> [WHAT TO WORK ON] Set down every entry again word for word, please, but skip the pictures.

■ ■ ■

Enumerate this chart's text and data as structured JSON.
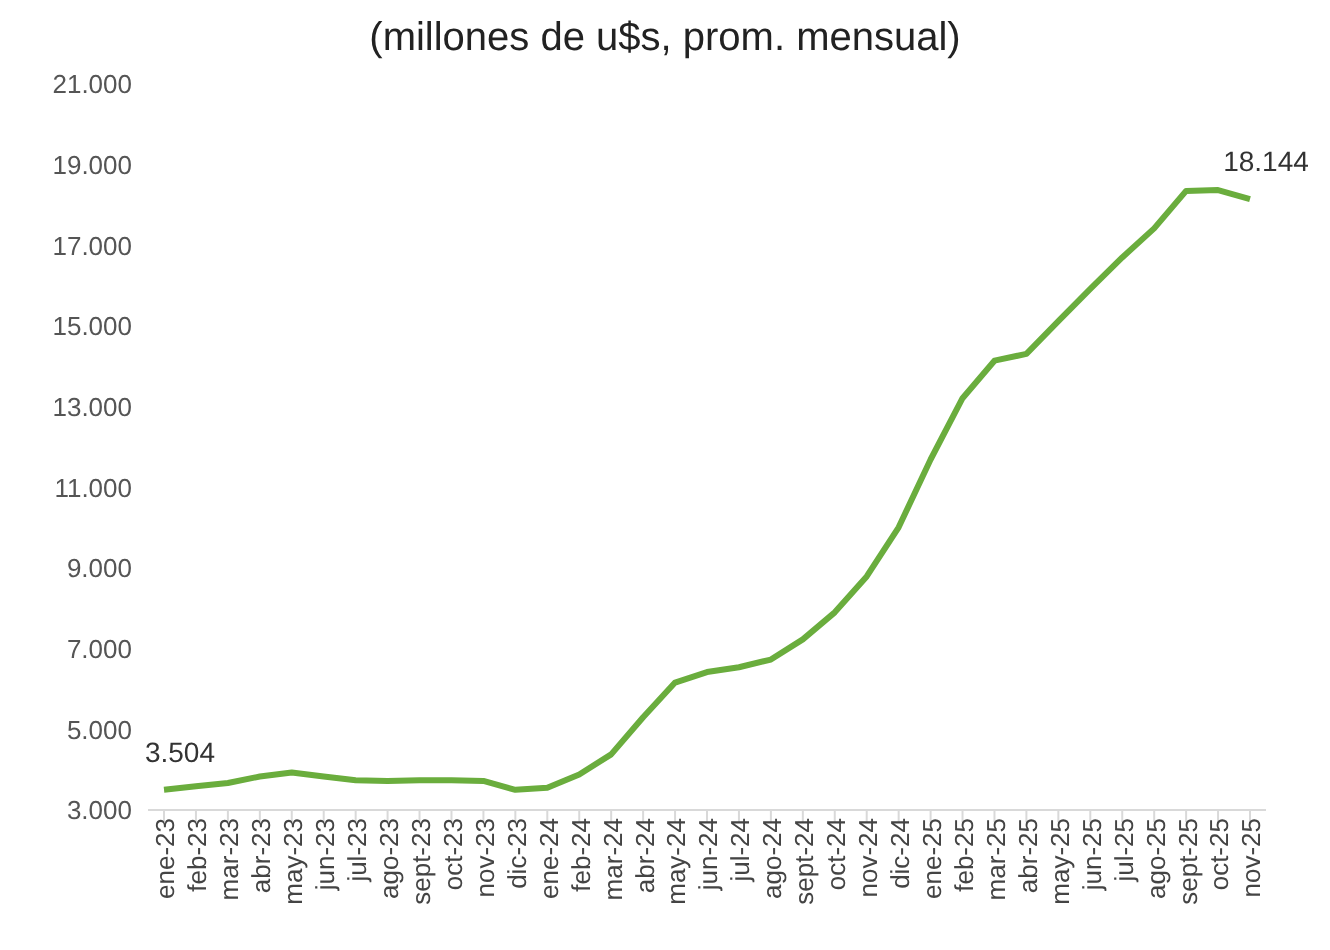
{
  "chart_data": {
    "type": "line",
    "title": "(millones de u$s, prom. mensual)",
    "categories": [
      "ene-23",
      "feb-23",
      "mar-23",
      "abr-23",
      "may-23",
      "jun-23",
      "jul-23",
      "ago-23",
      "sept-23",
      "oct-23",
      "nov-23",
      "dic-23",
      "ene-24",
      "feb-24",
      "mar-24",
      "abr-24",
      "may-24",
      "jun-24",
      "jul-24",
      "ago-24",
      "sept-24",
      "oct-24",
      "nov-24",
      "dic-24",
      "ene-25",
      "feb-25",
      "mar-25",
      "abr-25",
      "may-25",
      "jun-25",
      "jul-25",
      "ago-25",
      "sept-25",
      "oct-25",
      "nov-25"
    ],
    "series": [
      {
        "color": "#6aad3d",
        "values": [
          3504,
          3590,
          3670,
          3830,
          3930,
          3830,
          3740,
          3720,
          3740,
          3740,
          3720,
          3500,
          3550,
          3880,
          4380,
          5300,
          6160,
          6420,
          6540,
          6730,
          7230,
          7900,
          8790,
          10010,
          11690,
          13210,
          14140,
          14310,
          15120,
          15920,
          16700,
          17420,
          18350,
          18370,
          18144
        ],
        "value_labels": [
          "3.504",
          null,
          null,
          null,
          null,
          null,
          null,
          null,
          null,
          null,
          null,
          null,
          null,
          null,
          null,
          null,
          null,
          null,
          null,
          null,
          null,
          null,
          null,
          null,
          null,
          null,
          null,
          null,
          null,
          null,
          null,
          null,
          null,
          null,
          "18.144"
        ]
      }
    ],
    "ylim": [
      3000,
      21000
    ],
    "yticks": [
      {
        "value": 3000,
        "label": "3.000"
      },
      {
        "value": 5000,
        "label": "5.000"
      },
      {
        "value": 7000,
        "label": "7.000"
      },
      {
        "value": 9000,
        "label": "9.000"
      },
      {
        "value": 11000,
        "label": "11.000"
      },
      {
        "value": 13000,
        "label": "13.000"
      },
      {
        "value": 15000,
        "label": "15.000"
      },
      {
        "value": 17000,
        "label": "17.000"
      },
      {
        "value": 19000,
        "label": "19.000"
      },
      {
        "value": 21000,
        "label": "21.000"
      }
    ],
    "grid": false,
    "marker": "none",
    "line_style": "solid"
  }
}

■ ■ ■

> [TASK SOLUTION]
Enumerate this chart's text and data as structured JSON.
{
  "chart_data": {
    "type": "line",
    "title": "(millones de u$s, prom. mensual)",
    "categories": [
      "ene-23",
      "feb-23",
      "mar-23",
      "abr-23",
      "may-23",
      "jun-23",
      "jul-23",
      "ago-23",
      "sept-23",
      "oct-23",
      "nov-23",
      "dic-23",
      "ene-24",
      "feb-24",
      "mar-24",
      "abr-24",
      "may-24",
      "jun-24",
      "jul-24",
      "ago-24",
      "sept-24",
      "oct-24",
      "nov-24",
      "dic-24",
      "ene-25",
      "feb-25",
      "mar-25",
      "abr-25",
      "may-25",
      "jun-25",
      "jul-25",
      "ago-25",
      "sept-25",
      "oct-25",
      "nov-25"
    ],
    "series": [
      {
        "color": "#6aad3d",
        "values": [
          3504,
          3590,
          3670,
          3830,
          3930,
          3830,
          3740,
          3720,
          3740,
          3740,
          3720,
          3500,
          3550,
          3880,
          4380,
          5300,
          6160,
          6420,
          6540,
          6730,
          7230,
          7900,
          8790,
          10010,
          11690,
          13210,
          14140,
          14310,
          15120,
          15920,
          16700,
          17420,
          18350,
          18370,
          18144
        ],
        "value_labels": [
          "3.504",
          null,
          null,
          null,
          null,
          null,
          null,
          null,
          null,
          null,
          null,
          null,
          null,
          null,
          null,
          null,
          null,
          null,
          null,
          null,
          null,
          null,
          null,
          null,
          null,
          null,
          null,
          null,
          null,
          null,
          null,
          null,
          null,
          null,
          "18.144"
        ]
      }
    ],
    "ylim": [
      3000,
      21000
    ],
    "yticks": [
      {
        "value": 3000,
        "label": "3.000"
      },
      {
        "value": 5000,
        "label": "5.000"
      },
      {
        "value": 7000,
        "label": "7.000"
      },
      {
        "value": 9000,
        "label": "9.000"
      },
      {
        "value": 11000,
        "label": "11.000"
      },
      {
        "value": 13000,
        "label": "13.000"
      },
      {
        "value": 15000,
        "label": "15.000"
      },
      {
        "value": 17000,
        "label": "17.000"
      },
      {
        "value": 19000,
        "label": "19.000"
      },
      {
        "value": 21000,
        "label": "21.000"
      }
    ],
    "grid": false,
    "marker": "none",
    "line_style": "solid"
  }
}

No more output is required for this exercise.